[Dataset entries]
※
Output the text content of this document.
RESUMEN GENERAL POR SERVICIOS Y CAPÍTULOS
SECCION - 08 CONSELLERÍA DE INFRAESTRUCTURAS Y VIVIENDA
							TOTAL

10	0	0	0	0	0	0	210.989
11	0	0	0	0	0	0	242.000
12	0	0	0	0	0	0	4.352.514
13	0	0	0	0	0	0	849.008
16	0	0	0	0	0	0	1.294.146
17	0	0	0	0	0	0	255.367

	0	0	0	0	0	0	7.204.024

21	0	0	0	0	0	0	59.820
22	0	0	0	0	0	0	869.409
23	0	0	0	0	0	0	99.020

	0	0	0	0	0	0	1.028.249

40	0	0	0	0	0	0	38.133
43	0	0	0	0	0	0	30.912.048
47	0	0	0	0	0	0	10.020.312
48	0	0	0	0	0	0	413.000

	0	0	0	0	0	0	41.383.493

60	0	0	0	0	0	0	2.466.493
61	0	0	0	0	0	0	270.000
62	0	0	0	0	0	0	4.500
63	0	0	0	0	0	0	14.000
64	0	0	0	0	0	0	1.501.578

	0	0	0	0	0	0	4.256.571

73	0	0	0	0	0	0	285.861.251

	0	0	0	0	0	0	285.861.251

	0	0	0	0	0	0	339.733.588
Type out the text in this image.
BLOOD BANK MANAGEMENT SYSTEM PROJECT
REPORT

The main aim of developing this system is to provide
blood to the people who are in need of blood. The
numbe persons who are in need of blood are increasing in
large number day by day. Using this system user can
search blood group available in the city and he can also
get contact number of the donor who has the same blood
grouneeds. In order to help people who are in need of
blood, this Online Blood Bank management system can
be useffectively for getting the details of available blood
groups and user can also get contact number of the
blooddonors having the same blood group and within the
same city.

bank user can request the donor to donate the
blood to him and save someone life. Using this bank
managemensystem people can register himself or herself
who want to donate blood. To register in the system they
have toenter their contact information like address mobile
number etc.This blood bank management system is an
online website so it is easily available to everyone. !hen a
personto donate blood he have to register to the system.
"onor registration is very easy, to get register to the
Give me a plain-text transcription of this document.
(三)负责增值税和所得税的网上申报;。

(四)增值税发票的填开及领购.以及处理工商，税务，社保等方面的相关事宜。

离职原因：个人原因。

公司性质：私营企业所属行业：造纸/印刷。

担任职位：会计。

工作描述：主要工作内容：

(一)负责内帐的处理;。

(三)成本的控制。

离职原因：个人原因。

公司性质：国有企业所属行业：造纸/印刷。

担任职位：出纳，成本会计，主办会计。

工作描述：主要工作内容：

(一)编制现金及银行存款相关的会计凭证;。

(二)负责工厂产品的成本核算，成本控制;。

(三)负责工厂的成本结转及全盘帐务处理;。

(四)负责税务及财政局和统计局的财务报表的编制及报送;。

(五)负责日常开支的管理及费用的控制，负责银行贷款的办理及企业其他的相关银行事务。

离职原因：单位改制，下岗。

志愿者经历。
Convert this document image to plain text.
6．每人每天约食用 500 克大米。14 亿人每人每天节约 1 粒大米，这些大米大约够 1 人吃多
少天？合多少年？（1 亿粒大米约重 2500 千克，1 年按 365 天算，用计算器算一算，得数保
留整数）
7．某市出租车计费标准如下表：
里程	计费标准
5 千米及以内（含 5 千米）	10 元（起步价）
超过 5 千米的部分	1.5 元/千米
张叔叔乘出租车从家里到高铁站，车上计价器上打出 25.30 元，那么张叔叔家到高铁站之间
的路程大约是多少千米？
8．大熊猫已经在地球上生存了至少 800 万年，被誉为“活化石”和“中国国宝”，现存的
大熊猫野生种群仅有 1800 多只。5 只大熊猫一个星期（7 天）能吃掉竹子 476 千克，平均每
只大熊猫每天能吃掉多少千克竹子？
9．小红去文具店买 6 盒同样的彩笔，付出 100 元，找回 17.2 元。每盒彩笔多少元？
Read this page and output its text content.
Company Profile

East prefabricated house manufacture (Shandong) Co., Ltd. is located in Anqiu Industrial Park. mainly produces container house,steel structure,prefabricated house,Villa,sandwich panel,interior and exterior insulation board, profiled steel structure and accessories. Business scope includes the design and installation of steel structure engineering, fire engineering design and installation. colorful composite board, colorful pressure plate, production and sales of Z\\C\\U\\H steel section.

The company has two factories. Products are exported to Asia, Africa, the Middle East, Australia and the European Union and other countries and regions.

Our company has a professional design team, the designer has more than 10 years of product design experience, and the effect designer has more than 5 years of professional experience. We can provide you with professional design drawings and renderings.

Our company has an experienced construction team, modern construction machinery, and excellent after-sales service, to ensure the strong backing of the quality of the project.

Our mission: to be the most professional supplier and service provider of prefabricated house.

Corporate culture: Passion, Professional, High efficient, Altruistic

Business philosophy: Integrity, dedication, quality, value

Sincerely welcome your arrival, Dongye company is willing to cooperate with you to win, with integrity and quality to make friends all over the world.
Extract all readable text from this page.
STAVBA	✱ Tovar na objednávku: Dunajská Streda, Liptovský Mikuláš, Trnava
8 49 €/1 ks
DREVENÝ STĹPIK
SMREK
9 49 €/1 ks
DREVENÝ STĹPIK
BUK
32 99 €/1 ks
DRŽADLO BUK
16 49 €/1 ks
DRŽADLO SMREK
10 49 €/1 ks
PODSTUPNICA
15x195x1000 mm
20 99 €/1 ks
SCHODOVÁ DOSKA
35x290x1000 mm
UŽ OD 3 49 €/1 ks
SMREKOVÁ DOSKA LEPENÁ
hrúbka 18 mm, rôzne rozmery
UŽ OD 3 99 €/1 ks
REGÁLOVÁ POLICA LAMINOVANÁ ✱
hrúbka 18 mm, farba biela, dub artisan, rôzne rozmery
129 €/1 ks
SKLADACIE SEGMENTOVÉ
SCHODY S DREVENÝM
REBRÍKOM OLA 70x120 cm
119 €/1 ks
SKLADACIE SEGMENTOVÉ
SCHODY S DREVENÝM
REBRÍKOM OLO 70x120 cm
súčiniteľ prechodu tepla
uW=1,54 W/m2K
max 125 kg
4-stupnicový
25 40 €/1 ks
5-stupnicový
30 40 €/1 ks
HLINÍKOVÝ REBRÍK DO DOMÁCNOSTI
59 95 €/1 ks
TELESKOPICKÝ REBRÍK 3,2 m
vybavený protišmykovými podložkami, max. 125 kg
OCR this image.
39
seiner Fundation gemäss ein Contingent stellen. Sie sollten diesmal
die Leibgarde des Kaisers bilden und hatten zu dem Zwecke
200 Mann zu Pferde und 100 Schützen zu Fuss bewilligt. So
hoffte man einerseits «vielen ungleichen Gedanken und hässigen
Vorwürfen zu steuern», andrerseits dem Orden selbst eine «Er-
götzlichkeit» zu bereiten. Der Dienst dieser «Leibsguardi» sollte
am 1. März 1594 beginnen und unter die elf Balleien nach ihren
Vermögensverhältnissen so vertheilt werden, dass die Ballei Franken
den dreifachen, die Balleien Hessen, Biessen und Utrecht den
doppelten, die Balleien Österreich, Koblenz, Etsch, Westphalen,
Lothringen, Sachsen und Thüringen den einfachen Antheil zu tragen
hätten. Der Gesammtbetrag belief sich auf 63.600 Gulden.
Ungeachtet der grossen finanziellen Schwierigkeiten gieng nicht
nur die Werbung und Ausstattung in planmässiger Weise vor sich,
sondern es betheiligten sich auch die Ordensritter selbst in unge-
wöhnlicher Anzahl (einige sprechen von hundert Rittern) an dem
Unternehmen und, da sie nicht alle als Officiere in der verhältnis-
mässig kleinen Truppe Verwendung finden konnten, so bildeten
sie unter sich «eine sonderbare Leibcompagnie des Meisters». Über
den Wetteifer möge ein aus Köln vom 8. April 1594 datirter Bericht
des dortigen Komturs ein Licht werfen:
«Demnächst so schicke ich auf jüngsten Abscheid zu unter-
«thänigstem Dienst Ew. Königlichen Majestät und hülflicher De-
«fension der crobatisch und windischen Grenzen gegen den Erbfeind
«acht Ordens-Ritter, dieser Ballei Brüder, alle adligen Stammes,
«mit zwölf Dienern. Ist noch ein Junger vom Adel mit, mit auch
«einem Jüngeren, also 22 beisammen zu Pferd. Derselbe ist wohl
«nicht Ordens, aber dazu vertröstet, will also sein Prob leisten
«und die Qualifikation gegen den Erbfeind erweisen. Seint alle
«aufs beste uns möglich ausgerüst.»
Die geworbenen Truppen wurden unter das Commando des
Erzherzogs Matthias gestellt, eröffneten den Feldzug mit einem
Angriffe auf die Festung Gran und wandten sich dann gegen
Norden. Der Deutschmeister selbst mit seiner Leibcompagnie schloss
※
**Goal**
Each line holding "DOSKA" must be found and copied.

**Finished task**
SCHODOVÁ DOSKA
SMREKOVÁ DOSKA LEPENÁ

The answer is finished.